**SET PROBLEM:**
Copy every entry exactly as given, minus the images.

**SUPPLIED RECORDS:**
- - -

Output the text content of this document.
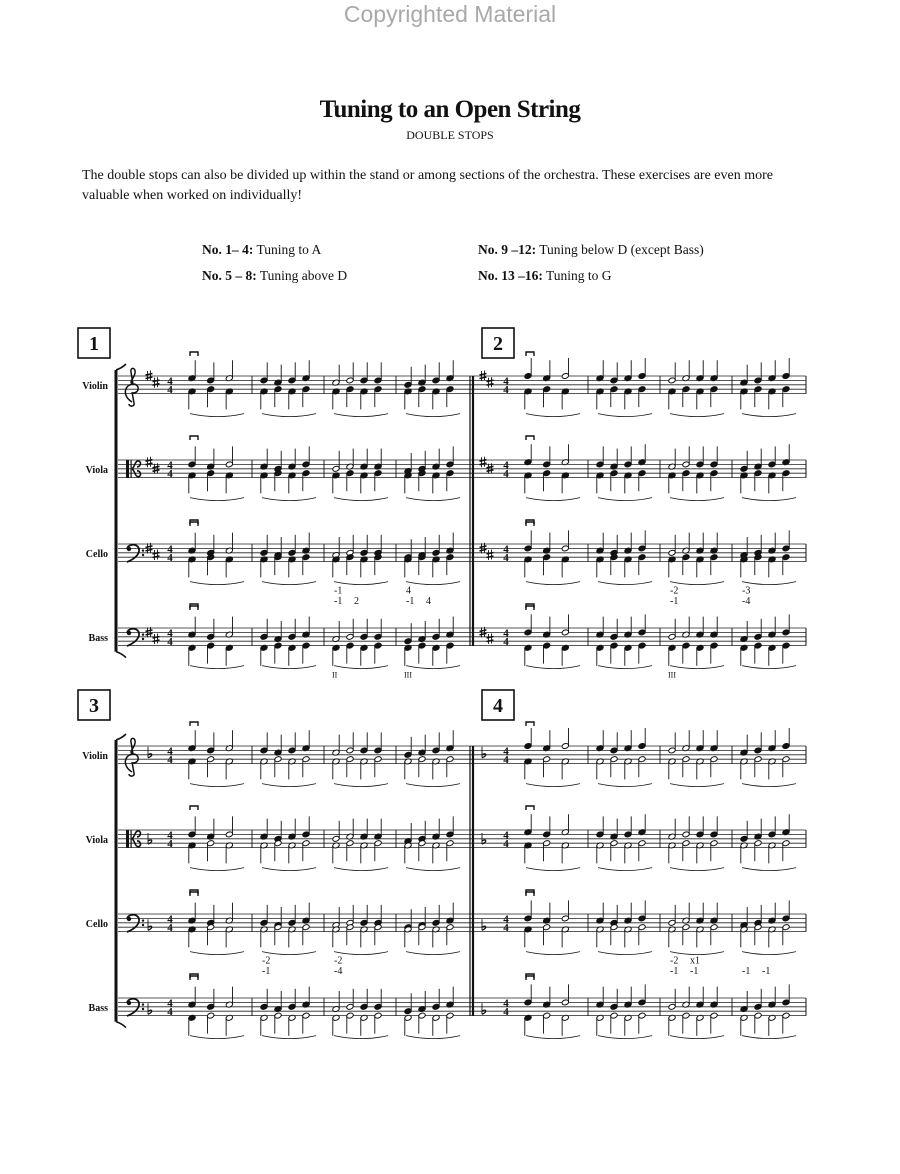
Copyrighted Material
Tuning to an Open String
DOUBLE STOPS

The double stops can also be divided up within the stand or among sections of the orchestra. These exercises are even more valuable when worked on individually!

No. 1– 4: Tuning to A
No. 5 – 8: Tuning above D
No. 9 –12: Tuning below D (except Bass)
No. 13 –16: Tuning to G
Violin
Viola
Cello
Bass
1
4
4
4
4
4
4
4
4
-1	4
-1 2	-1 4
II	III
2
4
4
4
4
4
4
4
4
-2	-3
-1	-4
III
Violin
Viola
Cello
Bass
3
4
4
4
4
4
4
4
4
-2	-2
-1	-4
4
4
4
4
4
4
4
4
4
-2 x1
-1 -1	-1 -1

- - -

**TASK RESPONSE:**
Output the text content of this document.
Copyrighted Material
Tuning to an Open String
DOUBLE STOPS

The double stops can also be divided up within the stand or among sections of the orchestra. These exercises are even more valuable when worked on individually!

No. 1– 4: Tuning to A
No. 5 – 8: Tuning above D
No. 9 –12: Tuning below D (except Bass)
No. 13 –16: Tuning to G
Violin
Viola
Cello
Bass
1
4
4
4
4
4
4
4
4
-1	4
-1 2	-1 4
II	III
2
4
4
4
4
4
4
4
4
-2	-3
-1	-4
III
Violin
Viola
Cello
Bass
3
4
4
4
4
4
4
4
4
-2	-2
-1	-4
4
4
4
4
4
4
4
4
4
-2 x1
-1 -1	-1 -1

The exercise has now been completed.